#### Requirements:
In the entries that follow, how many lines contain the word "информации"? Answer with the number only.

==== Data for this exercise

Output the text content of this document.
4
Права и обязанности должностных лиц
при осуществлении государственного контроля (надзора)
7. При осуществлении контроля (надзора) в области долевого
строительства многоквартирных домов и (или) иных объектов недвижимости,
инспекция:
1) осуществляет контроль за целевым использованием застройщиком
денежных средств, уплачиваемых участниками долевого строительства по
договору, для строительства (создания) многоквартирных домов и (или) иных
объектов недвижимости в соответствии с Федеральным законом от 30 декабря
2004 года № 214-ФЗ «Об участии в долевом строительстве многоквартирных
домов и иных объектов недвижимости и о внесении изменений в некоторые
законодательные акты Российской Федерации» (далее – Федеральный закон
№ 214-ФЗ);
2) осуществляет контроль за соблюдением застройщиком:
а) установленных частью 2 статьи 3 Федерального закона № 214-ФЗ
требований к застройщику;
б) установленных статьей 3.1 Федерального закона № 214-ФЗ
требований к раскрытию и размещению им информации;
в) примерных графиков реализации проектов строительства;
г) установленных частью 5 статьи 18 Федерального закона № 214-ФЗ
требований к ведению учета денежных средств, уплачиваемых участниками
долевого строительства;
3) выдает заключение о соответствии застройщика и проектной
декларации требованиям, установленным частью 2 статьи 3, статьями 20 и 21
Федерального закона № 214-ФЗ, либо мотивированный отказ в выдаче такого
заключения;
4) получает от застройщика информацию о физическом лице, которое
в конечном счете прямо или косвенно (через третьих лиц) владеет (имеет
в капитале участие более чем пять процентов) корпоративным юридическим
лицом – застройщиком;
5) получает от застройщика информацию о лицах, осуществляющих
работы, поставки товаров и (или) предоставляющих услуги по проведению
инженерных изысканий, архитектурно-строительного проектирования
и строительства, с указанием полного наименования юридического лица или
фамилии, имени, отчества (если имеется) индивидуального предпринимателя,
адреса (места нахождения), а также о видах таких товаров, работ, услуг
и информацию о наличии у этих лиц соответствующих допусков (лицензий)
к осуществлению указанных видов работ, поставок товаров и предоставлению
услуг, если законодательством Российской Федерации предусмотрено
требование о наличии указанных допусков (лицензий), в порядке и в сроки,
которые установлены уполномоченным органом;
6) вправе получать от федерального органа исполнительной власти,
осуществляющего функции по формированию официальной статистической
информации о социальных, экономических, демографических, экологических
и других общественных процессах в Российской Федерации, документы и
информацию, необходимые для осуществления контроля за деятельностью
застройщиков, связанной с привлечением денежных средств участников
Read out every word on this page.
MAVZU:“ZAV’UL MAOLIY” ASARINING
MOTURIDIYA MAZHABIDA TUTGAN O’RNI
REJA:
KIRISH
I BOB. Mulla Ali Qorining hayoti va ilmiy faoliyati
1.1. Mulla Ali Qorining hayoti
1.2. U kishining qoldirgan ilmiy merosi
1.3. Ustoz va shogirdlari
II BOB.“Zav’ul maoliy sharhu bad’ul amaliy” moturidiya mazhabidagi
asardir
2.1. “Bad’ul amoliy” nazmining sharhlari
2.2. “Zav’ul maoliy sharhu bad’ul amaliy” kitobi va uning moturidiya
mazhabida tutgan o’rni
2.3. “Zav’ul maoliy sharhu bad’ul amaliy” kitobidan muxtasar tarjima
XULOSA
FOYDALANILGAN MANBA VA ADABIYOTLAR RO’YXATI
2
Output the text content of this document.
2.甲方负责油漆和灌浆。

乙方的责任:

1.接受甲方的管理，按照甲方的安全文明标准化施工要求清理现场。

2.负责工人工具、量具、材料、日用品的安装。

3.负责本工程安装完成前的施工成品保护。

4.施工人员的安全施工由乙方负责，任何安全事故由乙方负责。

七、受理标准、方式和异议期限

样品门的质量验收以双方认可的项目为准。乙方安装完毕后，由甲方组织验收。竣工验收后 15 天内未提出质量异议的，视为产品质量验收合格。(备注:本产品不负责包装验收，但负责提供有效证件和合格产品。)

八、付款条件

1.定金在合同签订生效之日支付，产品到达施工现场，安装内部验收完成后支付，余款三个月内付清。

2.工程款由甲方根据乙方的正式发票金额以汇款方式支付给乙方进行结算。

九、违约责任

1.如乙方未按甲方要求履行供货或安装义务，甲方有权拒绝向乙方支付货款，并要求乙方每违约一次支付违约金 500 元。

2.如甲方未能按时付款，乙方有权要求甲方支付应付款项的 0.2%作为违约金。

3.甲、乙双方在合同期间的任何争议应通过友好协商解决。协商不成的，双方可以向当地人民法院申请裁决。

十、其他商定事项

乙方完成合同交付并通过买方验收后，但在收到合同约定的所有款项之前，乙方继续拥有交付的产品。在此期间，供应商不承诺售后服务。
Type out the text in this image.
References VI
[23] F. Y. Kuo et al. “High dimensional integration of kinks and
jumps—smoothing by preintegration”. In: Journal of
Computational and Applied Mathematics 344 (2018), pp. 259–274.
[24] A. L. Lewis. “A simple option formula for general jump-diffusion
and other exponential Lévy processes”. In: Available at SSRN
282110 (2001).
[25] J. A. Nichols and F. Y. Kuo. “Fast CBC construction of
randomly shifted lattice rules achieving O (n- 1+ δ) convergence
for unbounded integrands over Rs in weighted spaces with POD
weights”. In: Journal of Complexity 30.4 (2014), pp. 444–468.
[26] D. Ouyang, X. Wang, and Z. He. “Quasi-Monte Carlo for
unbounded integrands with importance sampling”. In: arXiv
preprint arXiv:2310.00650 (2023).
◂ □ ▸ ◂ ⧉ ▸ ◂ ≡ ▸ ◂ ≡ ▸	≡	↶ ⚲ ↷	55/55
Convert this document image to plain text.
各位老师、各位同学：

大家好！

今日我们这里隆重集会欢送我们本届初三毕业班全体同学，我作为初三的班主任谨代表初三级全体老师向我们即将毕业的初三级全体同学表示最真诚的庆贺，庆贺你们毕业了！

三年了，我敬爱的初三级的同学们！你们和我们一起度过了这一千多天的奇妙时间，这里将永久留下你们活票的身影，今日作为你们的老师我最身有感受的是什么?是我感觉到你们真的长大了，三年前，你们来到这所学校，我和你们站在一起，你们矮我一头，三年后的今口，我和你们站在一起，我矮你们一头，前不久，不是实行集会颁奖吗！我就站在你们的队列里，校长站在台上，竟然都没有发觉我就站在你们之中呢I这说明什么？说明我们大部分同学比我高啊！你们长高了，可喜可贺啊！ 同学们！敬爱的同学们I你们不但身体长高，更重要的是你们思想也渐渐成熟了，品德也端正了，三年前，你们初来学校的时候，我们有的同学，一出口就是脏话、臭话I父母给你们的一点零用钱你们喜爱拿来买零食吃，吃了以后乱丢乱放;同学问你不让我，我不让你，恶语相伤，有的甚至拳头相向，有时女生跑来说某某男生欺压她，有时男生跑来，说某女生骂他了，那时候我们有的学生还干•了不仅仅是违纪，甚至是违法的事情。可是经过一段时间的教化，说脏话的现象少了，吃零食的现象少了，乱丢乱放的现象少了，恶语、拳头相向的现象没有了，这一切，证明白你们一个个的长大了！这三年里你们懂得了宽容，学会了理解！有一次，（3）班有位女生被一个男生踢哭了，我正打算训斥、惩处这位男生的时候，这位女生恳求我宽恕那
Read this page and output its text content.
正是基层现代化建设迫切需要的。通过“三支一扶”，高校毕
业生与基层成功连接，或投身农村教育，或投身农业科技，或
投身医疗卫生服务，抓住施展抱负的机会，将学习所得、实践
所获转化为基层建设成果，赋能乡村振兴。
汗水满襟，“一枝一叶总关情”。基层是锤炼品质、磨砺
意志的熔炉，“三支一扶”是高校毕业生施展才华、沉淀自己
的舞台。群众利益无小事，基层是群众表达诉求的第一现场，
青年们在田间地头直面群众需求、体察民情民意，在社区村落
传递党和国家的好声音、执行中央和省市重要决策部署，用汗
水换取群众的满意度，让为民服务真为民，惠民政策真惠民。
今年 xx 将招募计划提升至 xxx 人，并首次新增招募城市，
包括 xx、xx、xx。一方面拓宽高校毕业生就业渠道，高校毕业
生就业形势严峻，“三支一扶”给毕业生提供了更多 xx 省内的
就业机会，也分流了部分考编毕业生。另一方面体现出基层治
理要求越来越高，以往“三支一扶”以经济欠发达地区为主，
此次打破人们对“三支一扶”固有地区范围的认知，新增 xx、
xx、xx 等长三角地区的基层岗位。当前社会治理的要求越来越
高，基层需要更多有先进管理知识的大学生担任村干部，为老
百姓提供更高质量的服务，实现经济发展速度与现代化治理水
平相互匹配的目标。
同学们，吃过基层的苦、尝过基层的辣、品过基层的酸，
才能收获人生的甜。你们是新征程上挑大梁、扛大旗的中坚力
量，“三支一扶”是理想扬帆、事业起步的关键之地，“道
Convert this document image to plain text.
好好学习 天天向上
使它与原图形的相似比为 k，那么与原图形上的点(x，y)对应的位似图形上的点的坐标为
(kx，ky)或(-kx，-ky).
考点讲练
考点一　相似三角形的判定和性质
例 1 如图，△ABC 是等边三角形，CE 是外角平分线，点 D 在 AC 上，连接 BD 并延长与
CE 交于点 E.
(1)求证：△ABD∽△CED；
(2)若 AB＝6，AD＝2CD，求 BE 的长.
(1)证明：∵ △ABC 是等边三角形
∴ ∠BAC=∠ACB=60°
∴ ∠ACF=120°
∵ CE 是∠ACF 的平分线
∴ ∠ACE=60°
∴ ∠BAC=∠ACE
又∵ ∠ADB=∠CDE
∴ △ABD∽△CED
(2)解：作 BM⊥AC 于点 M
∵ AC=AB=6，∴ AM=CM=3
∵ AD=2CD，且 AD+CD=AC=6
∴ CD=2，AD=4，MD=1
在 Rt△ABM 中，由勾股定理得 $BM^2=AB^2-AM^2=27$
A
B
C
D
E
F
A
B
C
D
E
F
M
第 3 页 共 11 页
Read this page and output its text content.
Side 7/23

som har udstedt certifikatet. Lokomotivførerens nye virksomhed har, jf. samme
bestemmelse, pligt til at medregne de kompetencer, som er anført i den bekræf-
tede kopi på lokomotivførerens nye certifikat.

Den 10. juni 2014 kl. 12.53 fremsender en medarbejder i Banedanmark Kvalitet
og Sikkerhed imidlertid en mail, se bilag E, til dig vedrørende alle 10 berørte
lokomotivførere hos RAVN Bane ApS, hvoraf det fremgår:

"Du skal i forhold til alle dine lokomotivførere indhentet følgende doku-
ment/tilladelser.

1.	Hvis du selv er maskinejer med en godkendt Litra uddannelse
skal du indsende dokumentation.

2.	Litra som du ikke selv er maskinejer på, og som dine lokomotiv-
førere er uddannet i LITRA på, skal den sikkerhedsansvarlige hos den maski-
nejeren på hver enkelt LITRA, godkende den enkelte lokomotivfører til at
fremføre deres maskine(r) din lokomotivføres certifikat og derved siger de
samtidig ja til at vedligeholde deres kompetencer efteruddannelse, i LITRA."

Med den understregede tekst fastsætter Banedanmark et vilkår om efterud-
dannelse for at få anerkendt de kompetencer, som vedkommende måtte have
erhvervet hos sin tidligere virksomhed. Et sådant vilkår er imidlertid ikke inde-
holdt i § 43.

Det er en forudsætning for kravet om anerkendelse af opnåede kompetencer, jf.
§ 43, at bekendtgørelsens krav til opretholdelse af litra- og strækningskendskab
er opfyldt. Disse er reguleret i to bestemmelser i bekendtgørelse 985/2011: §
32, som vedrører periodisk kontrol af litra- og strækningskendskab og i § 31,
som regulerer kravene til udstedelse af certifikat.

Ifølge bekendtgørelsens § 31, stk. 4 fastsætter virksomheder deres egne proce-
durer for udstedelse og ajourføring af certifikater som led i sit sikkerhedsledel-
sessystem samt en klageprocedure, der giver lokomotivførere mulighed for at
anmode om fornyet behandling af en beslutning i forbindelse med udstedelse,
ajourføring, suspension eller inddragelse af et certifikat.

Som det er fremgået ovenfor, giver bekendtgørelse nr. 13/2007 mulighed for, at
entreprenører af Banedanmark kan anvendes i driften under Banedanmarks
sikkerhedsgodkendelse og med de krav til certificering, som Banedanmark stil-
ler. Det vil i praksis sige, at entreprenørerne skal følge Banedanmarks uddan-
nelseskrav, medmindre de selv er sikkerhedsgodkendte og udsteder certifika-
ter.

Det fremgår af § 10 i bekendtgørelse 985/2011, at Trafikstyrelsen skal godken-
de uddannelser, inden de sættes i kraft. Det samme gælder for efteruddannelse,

========

#### Task solution:
2